▶ REQUEST
Repeat every record below exactly, omitting any pictures.

▶ SUPPLIED RECORDS
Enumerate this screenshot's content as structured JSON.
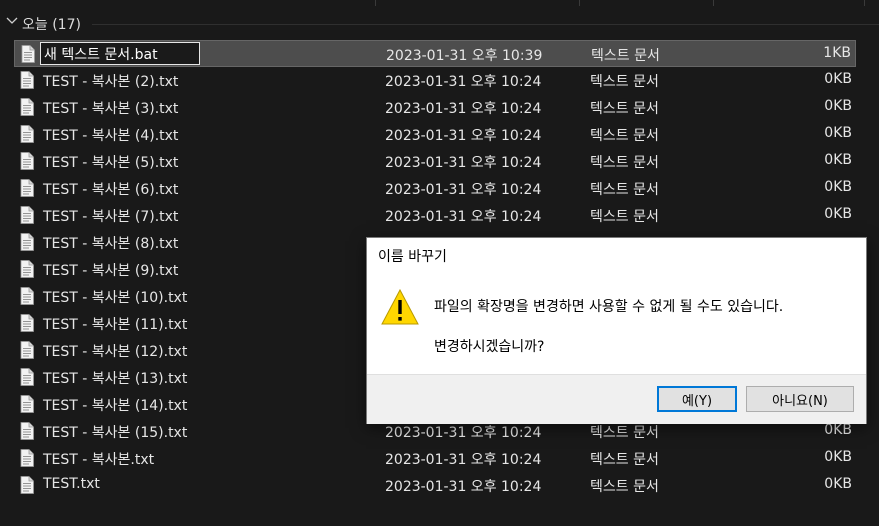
{
  "group": {
    "label": "오늘 (17)"
  },
  "rename_value": "새 텍스트 문서.bat",
  "files": [
    {
      "name": "새 텍스트 문서.bat",
      "date": "2023-01-31 오후 10:39",
      "type": "텍스트 문서",
      "size": "1KB"
    },
    {
      "name": "TEST - 복사본 (2).txt",
      "date": "2023-01-31 오후 10:24",
      "type": "텍스트 문서",
      "size": "0KB"
    },
    {
      "name": "TEST - 복사본 (3).txt",
      "date": "2023-01-31 오후 10:24",
      "type": "텍스트 문서",
      "size": "0KB"
    },
    {
      "name": "TEST - 복사본 (4).txt",
      "date": "2023-01-31 오후 10:24",
      "type": "텍스트 문서",
      "size": "0KB"
    },
    {
      "name": "TEST - 복사본 (5).txt",
      "date": "2023-01-31 오후 10:24",
      "type": "텍스트 문서",
      "size": "0KB"
    },
    {
      "name": "TEST - 복사본 (6).txt",
      "date": "2023-01-31 오후 10:24",
      "type": "텍스트 문서",
      "size": "0KB"
    },
    {
      "name": "TEST - 복사본 (7).txt",
      "date": "2023-01-31 오후 10:24",
      "type": "텍스트 문서",
      "size": "0KB"
    },
    {
      "name": "TEST - 복사본 (8).txt",
      "date": "",
      "type": "",
      "size": ""
    },
    {
      "name": "TEST - 복사본 (9).txt",
      "date": "",
      "type": "",
      "size": ""
    },
    {
      "name": "TEST - 복사본 (10).txt",
      "date": "",
      "type": "",
      "size": ""
    },
    {
      "name": "TEST - 복사본 (11).txt",
      "date": "",
      "type": "",
      "size": ""
    },
    {
      "name": "TEST - 복사본 (12).txt",
      "date": "",
      "type": "",
      "size": ""
    },
    {
      "name": "TEST - 복사본 (13).txt",
      "date": "",
      "type": "",
      "size": ""
    },
    {
      "name": "TEST - 복사본 (14).txt",
      "date": "",
      "type": "",
      "size": ""
    },
    {
      "name": "TEST - 복사본 (15).txt",
      "date": "2023-01-31 오후 10:24",
      "type": "텍스트 문서",
      "size": "0KB"
    },
    {
      "name": "TEST - 복사본.txt",
      "date": "2023-01-31 오후 10:24",
      "type": "텍스트 문서",
      "size": "0KB"
    },
    {
      "name": "TEST.txt",
      "date": "2023-01-31 오후 10:24",
      "type": "텍스트 문서",
      "size": "0KB"
    }
  ],
  "dialog": {
    "title": "이름 바꾸기",
    "message": "파일의 확장명을 변경하면 사용할 수 없게 될 수도 있습니다.",
    "question": "변경하시겠습니까?",
    "yes_label": "예(Y)",
    "no_label": "아니요(N)"
  },
  "colors": {
    "background": "#191919",
    "selected_row": "#4d4d4d",
    "primary_button_border": "#0078d7",
    "warning_yellow": "#ffd700"
  }
}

▶ OUTPUT FOR THIS EXERCISE
Enumerate this screenshot's content as structured JSON.
{
  "group": {
    "label": "오늘 (17)"
  },
  "rename_value": "새 텍스트 문서.bat",
  "files": [
    {
      "name": "새 텍스트 문서.bat",
      "date": "2023-01-31 오후 10:39",
      "type": "텍스트 문서",
      "size": "1KB"
    },
    {
      "name": "TEST - 복사본 (2).txt",
      "date": "2023-01-31 오후 10:24",
      "type": "텍스트 문서",
      "size": "0KB"
    },
    {
      "name": "TEST - 복사본 (3).txt",
      "date": "2023-01-31 오후 10:24",
      "type": "텍스트 문서",
      "size": "0KB"
    },
    {
      "name": "TEST - 복사본 (4).txt",
      "date": "2023-01-31 오후 10:24",
      "type": "텍스트 문서",
      "size": "0KB"
    },
    {
      "name": "TEST - 복사본 (5).txt",
      "date": "2023-01-31 오후 10:24",
      "type": "텍스트 문서",
      "size": "0KB"
    },
    {
      "name": "TEST - 복사본 (6).txt",
      "date": "2023-01-31 오후 10:24",
      "type": "텍스트 문서",
      "size": "0KB"
    },
    {
      "name": "TEST - 복사본 (7).txt",
      "date": "2023-01-31 오후 10:24",
      "type": "텍스트 문서",
      "size": "0KB"
    },
    {
      "name": "TEST - 복사본 (8).txt",
      "date": "",
      "type": "",
      "size": ""
    },
    {
      "name": "TEST - 복사본 (9).txt",
      "date": "",
      "type": "",
      "size": ""
    },
    {
      "name": "TEST - 복사본 (10).txt",
      "date": "",
      "type": "",
      "size": ""
    },
    {
      "name": "TEST - 복사본 (11).txt",
      "date": "",
      "type": "",
      "size": ""
    },
    {
      "name": "TEST - 복사본 (12).txt",
      "date": "",
      "type": "",
      "size": ""
    },
    {
      "name": "TEST - 복사본 (13).txt",
      "date": "",
      "type": "",
      "size": ""
    },
    {
      "name": "TEST - 복사본 (14).txt",
      "date": "",
      "type": "",
      "size": ""
    },
    {
      "name": "TEST - 복사본 (15).txt",
      "date": "2023-01-31 오후 10:24",
      "type": "텍스트 문서",
      "size": "0KB"
    },
    {
      "name": "TEST - 복사본.txt",
      "date": "2023-01-31 오후 10:24",
      "type": "텍스트 문서",
      "size": "0KB"
    },
    {
      "name": "TEST.txt",
      "date": "2023-01-31 오후 10:24",
      "type": "텍스트 문서",
      "size": "0KB"
    }
  ],
  "dialog": {
    "title": "이름 바꾸기",
    "message": "파일의 확장명을 변경하면 사용할 수 없게 될 수도 있습니다.",
    "question": "변경하시겠습니까?",
    "yes_label": "예(Y)",
    "no_label": "아니요(N)"
  },
  "colors": {
    "background": "#191919",
    "selected_row": "#4d4d4d",
    "primary_button_border": "#0078d7",
    "warning_yellow": "#ffd700"
  }
}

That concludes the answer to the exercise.